Gather every line of the entries that includes the word "associated".

* Start Data for processing *

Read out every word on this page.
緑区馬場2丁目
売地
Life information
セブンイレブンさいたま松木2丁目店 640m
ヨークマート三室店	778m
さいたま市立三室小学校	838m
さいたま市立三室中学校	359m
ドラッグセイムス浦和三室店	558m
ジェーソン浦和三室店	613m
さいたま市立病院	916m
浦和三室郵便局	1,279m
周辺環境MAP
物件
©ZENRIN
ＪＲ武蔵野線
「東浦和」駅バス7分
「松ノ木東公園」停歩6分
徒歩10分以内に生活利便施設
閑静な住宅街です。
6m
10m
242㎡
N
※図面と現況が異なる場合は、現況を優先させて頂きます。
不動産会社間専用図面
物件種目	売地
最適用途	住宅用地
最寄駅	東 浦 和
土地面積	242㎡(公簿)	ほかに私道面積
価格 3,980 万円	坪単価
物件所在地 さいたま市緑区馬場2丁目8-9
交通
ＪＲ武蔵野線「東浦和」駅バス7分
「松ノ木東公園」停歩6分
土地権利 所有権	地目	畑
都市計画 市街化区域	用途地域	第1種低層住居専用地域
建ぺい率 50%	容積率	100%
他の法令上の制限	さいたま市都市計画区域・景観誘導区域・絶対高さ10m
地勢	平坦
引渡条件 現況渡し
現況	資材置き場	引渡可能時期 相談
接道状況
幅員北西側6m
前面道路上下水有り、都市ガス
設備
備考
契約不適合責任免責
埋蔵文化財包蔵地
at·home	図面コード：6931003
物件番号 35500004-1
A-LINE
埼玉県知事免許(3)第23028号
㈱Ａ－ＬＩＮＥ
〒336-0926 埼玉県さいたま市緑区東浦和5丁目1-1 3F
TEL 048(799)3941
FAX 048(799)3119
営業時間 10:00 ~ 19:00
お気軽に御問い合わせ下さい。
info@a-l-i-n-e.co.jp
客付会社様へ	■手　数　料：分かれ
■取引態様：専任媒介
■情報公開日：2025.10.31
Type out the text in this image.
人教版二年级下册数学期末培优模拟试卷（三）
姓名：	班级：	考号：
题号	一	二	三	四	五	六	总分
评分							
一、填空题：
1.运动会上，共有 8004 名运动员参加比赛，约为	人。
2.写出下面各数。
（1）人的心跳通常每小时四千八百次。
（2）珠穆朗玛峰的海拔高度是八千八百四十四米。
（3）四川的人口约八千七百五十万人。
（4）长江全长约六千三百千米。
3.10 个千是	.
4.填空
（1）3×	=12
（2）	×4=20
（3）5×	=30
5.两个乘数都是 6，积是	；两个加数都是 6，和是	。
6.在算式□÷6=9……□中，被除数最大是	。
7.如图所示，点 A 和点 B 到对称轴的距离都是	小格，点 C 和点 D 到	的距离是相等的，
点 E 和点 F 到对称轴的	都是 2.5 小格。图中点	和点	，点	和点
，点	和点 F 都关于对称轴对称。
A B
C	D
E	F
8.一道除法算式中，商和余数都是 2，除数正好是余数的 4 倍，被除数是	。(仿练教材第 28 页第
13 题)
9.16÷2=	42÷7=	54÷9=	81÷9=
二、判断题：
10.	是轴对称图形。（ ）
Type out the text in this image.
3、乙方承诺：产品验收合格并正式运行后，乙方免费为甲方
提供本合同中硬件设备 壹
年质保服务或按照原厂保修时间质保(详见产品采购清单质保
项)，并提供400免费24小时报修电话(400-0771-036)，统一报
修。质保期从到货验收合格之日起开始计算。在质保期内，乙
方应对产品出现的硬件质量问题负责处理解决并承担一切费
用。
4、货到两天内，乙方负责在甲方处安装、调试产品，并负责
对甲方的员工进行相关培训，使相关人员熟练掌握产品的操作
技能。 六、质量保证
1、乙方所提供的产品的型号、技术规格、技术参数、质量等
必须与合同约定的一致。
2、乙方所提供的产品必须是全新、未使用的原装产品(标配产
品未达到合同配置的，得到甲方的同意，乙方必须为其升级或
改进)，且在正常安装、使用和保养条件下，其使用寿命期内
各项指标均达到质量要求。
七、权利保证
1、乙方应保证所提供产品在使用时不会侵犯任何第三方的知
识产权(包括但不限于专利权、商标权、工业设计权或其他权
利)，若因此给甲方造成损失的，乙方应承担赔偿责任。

* End Data for processing *
* Start Data for processing *

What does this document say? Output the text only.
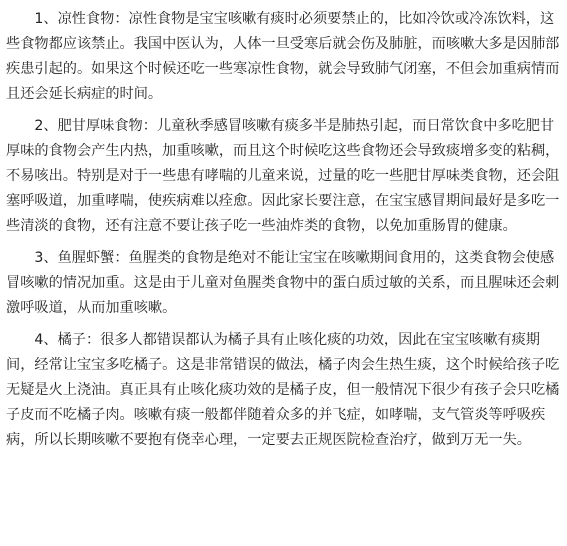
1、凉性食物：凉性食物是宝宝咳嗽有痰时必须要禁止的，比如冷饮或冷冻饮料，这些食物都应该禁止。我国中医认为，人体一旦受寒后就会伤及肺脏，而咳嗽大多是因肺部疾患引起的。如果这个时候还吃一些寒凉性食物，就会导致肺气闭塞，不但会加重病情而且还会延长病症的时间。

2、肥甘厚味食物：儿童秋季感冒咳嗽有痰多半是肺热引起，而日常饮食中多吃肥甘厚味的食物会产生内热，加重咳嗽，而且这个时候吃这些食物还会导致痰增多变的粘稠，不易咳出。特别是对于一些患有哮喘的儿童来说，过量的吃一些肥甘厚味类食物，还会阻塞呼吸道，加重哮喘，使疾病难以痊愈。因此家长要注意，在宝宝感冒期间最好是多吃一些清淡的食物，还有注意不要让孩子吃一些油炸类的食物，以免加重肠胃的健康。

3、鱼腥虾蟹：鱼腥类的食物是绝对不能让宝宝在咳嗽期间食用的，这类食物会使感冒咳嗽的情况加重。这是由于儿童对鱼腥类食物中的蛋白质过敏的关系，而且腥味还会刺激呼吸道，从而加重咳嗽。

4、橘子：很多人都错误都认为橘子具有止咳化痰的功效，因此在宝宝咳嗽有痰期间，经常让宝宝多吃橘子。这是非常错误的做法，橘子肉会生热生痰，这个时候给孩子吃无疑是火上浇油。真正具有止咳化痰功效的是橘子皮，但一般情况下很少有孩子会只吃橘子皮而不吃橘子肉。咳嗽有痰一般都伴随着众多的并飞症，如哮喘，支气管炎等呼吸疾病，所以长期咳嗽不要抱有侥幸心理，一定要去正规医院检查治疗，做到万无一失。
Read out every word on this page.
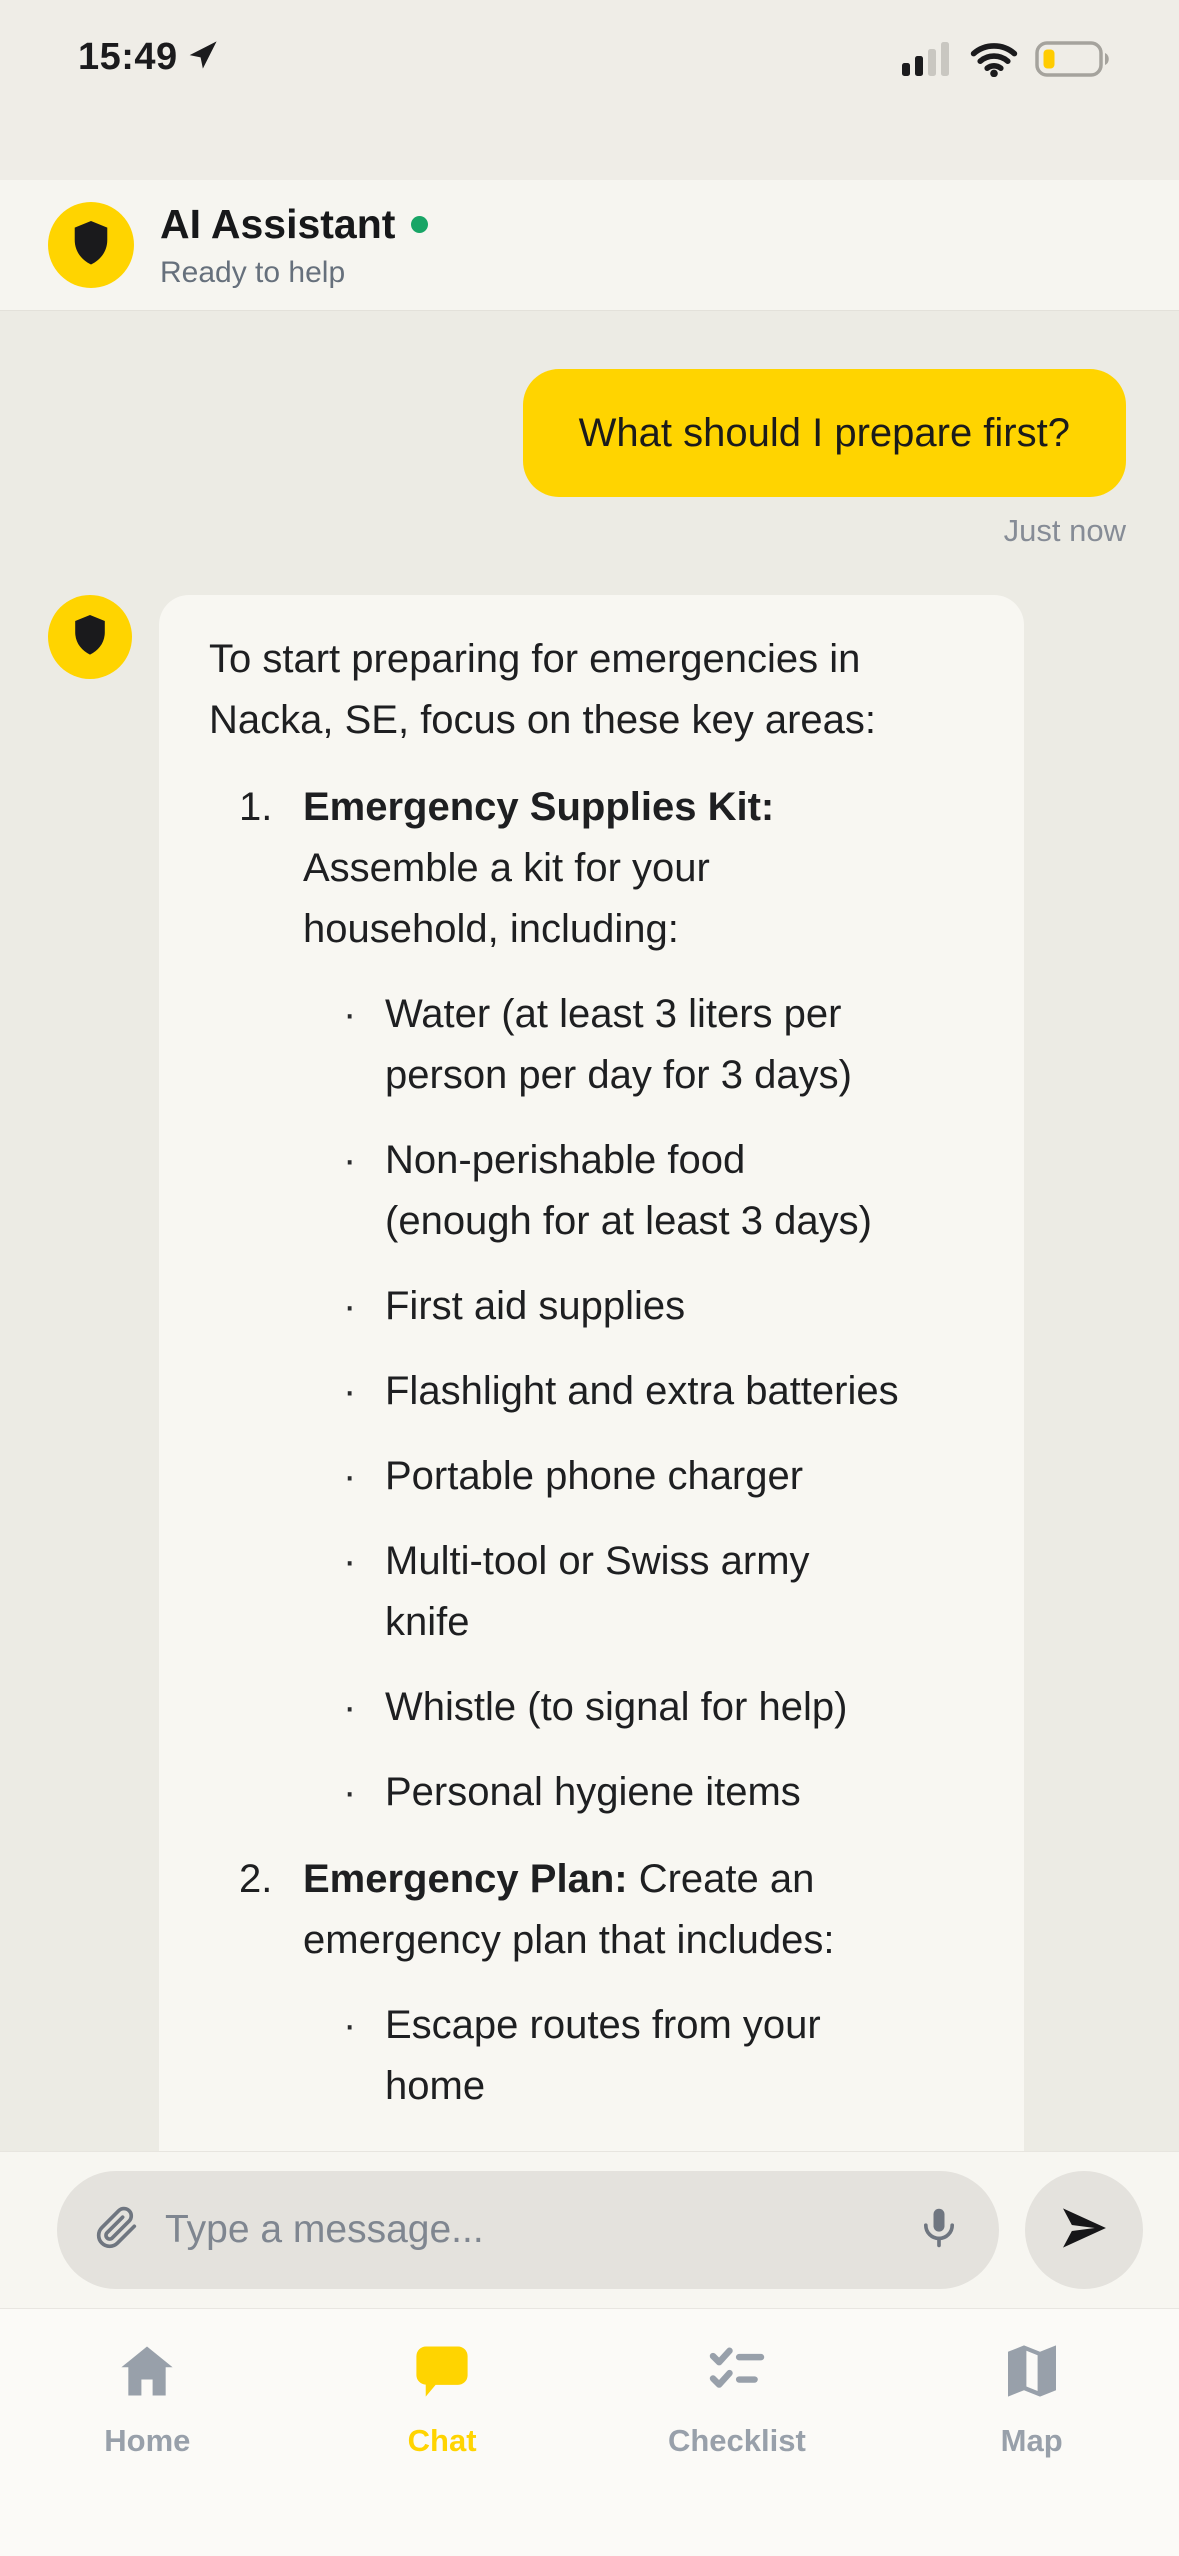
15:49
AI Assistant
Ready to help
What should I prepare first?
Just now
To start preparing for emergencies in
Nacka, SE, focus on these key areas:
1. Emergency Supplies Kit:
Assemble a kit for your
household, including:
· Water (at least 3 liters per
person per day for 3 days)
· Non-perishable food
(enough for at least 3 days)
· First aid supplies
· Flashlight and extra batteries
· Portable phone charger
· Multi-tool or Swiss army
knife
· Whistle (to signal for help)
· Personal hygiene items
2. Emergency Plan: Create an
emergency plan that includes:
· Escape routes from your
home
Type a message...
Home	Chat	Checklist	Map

* End Data for processing *
* Start Data for processing *

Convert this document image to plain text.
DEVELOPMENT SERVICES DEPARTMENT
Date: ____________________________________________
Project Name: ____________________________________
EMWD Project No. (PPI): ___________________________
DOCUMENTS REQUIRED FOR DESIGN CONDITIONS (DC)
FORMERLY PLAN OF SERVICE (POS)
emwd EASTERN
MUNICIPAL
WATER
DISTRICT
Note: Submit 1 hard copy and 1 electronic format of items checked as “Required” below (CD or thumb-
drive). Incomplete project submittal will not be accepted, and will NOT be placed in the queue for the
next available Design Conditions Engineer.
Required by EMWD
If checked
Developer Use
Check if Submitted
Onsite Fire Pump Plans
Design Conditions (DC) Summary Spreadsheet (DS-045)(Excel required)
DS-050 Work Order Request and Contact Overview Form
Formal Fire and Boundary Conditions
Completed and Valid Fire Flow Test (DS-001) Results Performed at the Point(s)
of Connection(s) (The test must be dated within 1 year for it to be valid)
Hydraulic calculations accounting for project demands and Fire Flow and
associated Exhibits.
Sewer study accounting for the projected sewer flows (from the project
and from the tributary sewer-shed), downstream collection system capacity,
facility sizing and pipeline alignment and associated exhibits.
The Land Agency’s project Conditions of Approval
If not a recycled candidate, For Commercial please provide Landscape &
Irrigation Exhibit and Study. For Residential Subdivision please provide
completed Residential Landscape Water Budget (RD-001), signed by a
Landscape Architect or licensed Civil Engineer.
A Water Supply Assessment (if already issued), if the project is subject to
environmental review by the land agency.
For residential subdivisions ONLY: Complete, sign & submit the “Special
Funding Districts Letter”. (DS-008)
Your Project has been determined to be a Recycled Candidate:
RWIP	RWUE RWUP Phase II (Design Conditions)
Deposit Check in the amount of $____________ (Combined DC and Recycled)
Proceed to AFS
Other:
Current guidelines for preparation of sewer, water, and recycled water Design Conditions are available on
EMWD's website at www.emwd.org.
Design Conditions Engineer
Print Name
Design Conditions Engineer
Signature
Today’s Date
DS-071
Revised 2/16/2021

* End Data for processing *

> _Written response_
associated Exhibits.
facility sizing and pipeline alignment and associated exhibits.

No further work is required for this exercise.